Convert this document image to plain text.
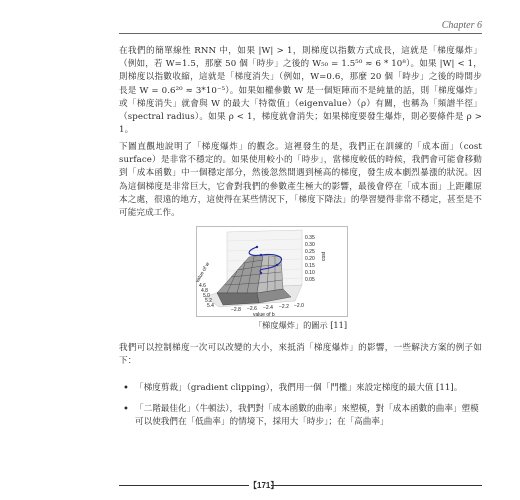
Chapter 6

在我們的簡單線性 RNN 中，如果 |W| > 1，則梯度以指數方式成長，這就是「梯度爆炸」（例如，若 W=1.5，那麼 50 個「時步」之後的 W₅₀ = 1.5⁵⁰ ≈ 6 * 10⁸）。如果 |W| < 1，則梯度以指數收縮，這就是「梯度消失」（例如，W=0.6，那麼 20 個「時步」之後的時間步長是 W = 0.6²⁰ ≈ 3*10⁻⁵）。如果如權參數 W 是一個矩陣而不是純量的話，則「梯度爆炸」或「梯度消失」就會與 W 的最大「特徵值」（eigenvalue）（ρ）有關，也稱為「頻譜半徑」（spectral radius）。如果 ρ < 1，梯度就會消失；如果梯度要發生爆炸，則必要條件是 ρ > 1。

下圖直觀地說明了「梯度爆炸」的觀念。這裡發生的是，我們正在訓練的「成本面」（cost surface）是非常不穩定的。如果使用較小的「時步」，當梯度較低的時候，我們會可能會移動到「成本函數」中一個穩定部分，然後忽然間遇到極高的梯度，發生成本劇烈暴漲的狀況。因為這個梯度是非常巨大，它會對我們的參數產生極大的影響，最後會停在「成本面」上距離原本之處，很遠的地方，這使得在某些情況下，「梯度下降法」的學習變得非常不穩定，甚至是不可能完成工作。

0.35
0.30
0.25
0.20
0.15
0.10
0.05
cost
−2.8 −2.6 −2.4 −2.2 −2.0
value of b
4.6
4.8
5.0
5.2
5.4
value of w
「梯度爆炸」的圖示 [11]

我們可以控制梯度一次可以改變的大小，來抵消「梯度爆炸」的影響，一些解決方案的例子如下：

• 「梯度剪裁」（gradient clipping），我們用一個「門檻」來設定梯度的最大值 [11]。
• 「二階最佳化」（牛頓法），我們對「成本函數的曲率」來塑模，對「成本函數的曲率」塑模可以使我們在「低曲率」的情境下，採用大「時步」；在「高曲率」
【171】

· · · ·

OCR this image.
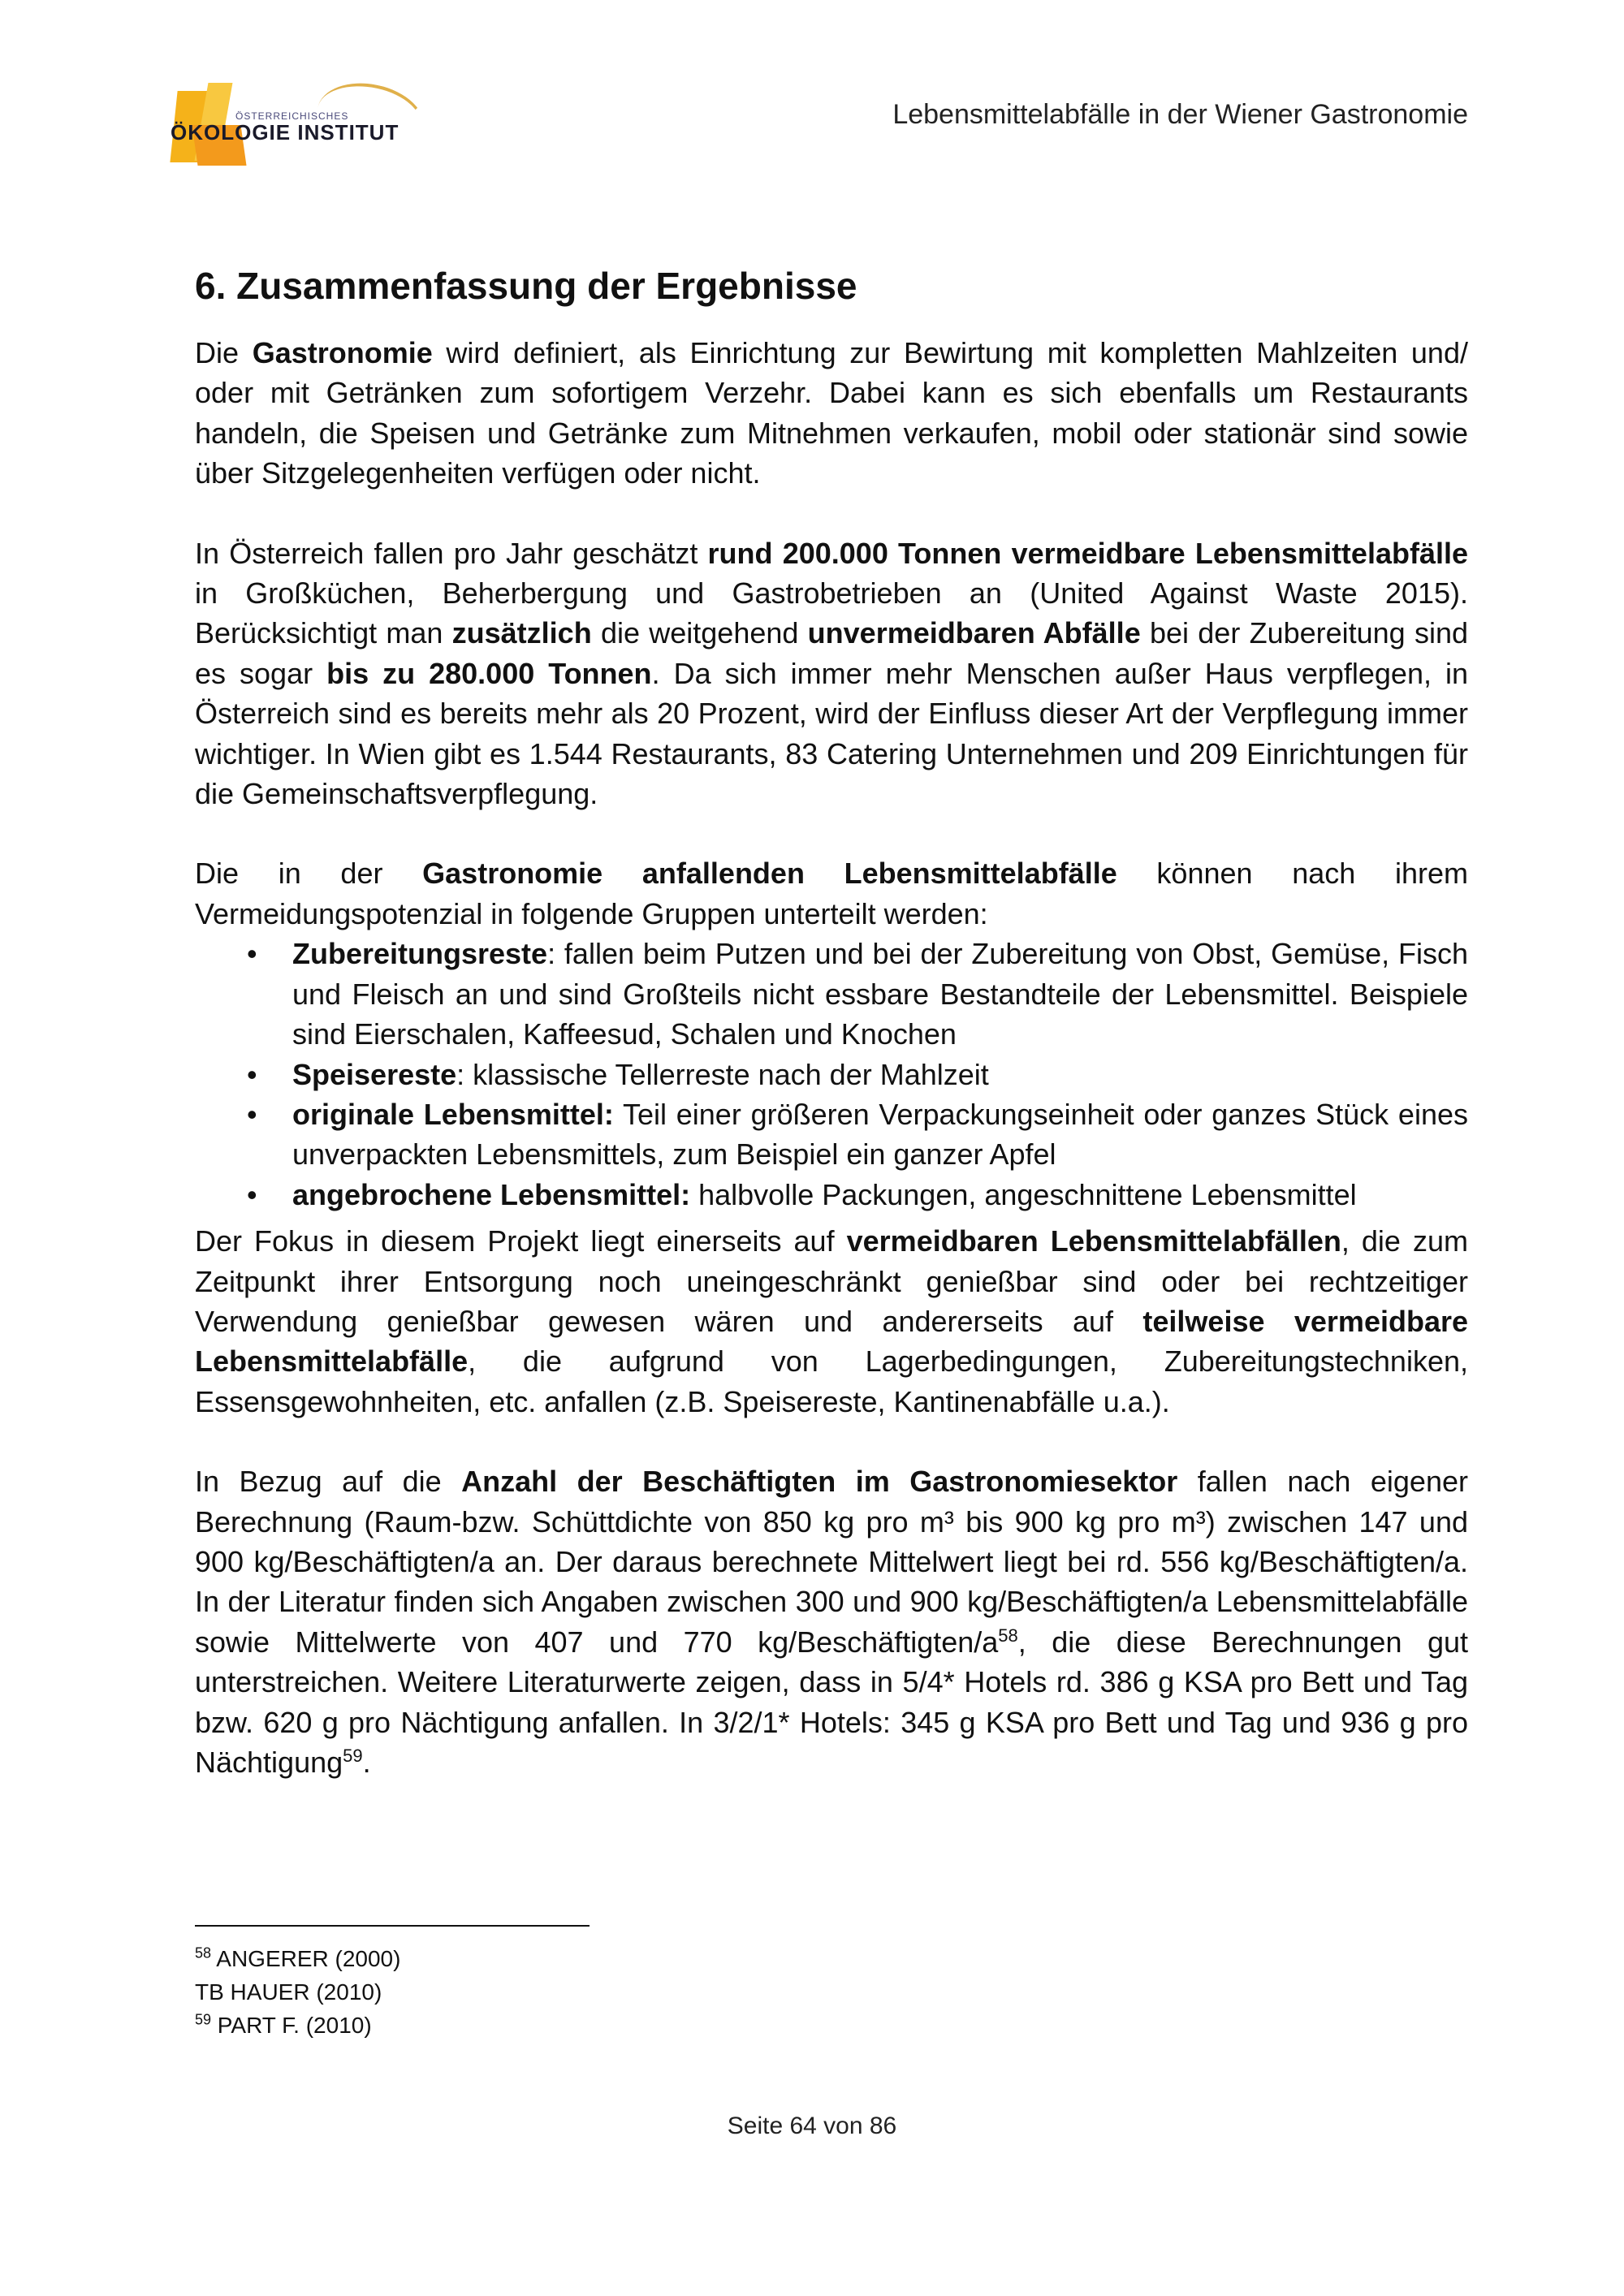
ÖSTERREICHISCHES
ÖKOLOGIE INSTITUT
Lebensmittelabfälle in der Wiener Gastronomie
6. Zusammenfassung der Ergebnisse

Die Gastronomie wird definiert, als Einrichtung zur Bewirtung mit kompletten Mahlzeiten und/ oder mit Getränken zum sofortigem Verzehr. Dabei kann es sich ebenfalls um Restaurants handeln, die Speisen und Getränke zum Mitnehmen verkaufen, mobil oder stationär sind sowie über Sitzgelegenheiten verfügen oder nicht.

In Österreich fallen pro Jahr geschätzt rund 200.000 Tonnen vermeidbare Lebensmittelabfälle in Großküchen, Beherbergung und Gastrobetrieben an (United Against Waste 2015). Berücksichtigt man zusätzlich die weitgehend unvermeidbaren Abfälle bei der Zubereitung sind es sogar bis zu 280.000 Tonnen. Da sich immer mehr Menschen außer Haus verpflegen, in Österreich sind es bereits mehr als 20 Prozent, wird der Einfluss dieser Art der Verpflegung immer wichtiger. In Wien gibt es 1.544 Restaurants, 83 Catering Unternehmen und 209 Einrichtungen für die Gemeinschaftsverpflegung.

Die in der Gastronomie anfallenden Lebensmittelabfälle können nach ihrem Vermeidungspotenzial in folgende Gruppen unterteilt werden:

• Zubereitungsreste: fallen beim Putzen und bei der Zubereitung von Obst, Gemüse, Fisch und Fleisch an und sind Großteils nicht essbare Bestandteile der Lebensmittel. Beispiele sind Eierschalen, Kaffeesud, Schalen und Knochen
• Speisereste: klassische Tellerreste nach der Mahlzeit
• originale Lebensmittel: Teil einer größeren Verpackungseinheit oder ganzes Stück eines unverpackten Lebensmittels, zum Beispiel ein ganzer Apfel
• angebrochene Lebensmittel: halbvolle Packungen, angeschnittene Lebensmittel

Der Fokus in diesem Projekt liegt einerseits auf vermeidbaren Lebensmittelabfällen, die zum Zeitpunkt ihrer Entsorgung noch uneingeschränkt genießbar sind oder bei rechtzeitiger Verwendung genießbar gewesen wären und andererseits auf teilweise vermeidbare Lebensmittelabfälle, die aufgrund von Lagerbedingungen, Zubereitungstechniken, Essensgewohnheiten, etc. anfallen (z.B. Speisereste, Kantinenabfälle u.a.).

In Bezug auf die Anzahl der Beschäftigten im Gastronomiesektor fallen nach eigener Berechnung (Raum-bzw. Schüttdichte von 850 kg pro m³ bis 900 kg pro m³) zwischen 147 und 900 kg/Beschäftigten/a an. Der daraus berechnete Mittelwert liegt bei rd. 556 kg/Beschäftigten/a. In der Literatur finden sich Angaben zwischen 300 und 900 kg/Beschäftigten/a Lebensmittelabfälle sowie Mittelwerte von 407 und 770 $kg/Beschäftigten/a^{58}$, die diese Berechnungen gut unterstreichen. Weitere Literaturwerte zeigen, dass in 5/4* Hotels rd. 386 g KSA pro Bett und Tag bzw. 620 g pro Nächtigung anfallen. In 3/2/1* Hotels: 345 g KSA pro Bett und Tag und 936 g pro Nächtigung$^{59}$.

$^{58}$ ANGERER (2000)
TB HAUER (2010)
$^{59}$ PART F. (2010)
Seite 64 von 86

· · · ·

• **WHAT YOU SHOULD DO**
Where does the word "image" appear in the listing? List each line that holds it.

• **WRITTEN SOLUTION**
Convert this document image to plain text.
OCR this image.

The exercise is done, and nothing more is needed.